[PASSAGE]
Energy extraction and processing costs increase super-linearly with declining ore grade, and therefore will tend to worsen EROI. In light of the sheer scale of the hydrogen challenge, several questions demand close consideration. For instance, what will the costs be for water electrolysis powered by solar PV, in energy and material terms; what are the trade-offs between hydrogen and electric transition pathways; and how will energetic, financial, social and other constraints determine or shape future hydrogen production pathways?
—Palmer et al.
They calculated hydrogen production as the ratio of annual solar farm electricity output (minus transmission losses =and balance-of-plant loads), and electrolyzer efficiency. Solar farm electricity generation was determined using average global horizontal irradiance (GHI) for Learmonth, Western Australia of 2,200 kWh m-2 yr-1. They assumed electrolyzer efficiency of 55 kWh kg-1 H2, with sensitivity of 50 and 60 kWh kg-1 H2.
They ran two baseline scenarios:
The solar-battery scenario assumed that on-site battery storage powers standby operation with no grid connection, and depending on electrolyzer turndown, maintains minimum electrolyzer operation during periods of low solar electricity.
The solar-grid scenario assumed that the hydrogen site is connected to the regional grid—the North West Interconnected System (NWIS) of Western Australia. The grid connection enables grid imports to support load balancing of variable solar supply; and grid exports during surplus solar generation (i.e. solar generation exceeding electrolyzer capacity). The NWIS comprises mostly gas-fired generation and has a GHG emission factor of 620 g CO2-e kWh-1. This is higher than the global average of 510 g CO2-e kWh-1.

[YOUR OBJECTIVE]
In the passage on solar-powered hydrogen production, what baseline electrolyzer efficiency was assumed? What comes next is separate material, not part of the passage.

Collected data
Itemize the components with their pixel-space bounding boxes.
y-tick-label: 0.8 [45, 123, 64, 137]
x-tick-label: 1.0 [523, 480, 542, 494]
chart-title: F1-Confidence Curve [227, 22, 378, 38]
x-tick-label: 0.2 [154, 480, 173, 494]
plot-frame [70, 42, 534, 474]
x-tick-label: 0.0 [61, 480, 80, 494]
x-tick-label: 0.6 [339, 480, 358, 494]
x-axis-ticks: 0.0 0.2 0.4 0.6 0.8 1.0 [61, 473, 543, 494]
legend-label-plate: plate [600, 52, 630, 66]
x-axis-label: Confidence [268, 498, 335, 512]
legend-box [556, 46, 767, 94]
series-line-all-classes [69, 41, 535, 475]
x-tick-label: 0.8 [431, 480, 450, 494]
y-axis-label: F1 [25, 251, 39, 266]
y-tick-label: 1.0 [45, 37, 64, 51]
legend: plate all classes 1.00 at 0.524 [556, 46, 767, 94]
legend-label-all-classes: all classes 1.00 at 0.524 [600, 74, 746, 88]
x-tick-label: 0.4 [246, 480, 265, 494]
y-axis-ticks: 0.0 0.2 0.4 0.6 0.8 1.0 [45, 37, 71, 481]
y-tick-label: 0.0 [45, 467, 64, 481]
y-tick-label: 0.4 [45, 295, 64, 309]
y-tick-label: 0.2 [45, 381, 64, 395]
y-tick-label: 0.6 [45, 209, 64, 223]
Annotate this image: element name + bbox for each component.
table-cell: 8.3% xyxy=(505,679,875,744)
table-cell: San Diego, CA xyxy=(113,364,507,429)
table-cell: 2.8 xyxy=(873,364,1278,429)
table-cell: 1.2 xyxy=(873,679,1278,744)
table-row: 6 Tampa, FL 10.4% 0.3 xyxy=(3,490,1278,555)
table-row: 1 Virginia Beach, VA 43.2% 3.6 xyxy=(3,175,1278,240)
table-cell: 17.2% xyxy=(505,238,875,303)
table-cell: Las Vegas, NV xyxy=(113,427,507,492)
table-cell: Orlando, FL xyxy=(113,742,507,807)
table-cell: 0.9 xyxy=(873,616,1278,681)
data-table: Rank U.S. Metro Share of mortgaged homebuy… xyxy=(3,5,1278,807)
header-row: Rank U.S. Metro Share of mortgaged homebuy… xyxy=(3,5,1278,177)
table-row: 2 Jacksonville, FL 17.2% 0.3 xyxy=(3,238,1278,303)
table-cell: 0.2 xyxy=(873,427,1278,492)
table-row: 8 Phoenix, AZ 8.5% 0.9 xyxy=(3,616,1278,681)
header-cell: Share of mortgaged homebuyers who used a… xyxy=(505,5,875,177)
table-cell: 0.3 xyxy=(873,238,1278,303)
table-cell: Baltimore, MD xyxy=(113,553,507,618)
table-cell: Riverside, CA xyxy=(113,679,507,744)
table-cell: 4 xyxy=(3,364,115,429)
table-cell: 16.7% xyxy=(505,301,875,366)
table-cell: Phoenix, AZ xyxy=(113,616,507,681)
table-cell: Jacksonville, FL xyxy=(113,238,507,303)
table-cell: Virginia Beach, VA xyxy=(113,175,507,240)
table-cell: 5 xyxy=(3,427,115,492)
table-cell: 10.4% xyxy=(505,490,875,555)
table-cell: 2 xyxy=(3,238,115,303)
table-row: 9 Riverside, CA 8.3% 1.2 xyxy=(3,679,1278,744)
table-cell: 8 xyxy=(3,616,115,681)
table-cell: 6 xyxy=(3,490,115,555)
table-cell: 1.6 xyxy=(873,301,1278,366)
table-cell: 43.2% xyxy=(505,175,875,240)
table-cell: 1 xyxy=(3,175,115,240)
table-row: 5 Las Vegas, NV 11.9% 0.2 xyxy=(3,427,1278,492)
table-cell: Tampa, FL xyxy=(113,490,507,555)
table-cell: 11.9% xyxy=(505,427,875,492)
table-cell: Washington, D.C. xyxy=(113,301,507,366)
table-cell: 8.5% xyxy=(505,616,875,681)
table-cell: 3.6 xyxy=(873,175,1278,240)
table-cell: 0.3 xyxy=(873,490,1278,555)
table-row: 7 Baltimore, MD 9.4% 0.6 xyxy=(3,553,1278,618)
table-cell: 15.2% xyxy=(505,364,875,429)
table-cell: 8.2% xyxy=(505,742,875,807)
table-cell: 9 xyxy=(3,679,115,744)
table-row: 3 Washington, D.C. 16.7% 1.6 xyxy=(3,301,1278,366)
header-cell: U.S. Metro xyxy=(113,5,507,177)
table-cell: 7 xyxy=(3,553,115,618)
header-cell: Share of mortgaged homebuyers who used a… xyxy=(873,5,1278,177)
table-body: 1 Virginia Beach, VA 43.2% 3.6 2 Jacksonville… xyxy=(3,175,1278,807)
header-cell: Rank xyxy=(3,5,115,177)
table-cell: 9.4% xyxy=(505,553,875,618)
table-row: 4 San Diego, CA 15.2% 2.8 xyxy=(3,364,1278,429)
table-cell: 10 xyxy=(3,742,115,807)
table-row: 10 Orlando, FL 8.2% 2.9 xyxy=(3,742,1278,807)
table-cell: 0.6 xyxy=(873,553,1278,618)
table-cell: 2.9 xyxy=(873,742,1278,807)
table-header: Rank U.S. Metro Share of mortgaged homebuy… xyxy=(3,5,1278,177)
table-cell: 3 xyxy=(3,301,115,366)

[CORRECT RESULT]
55 kWh kg-1 H2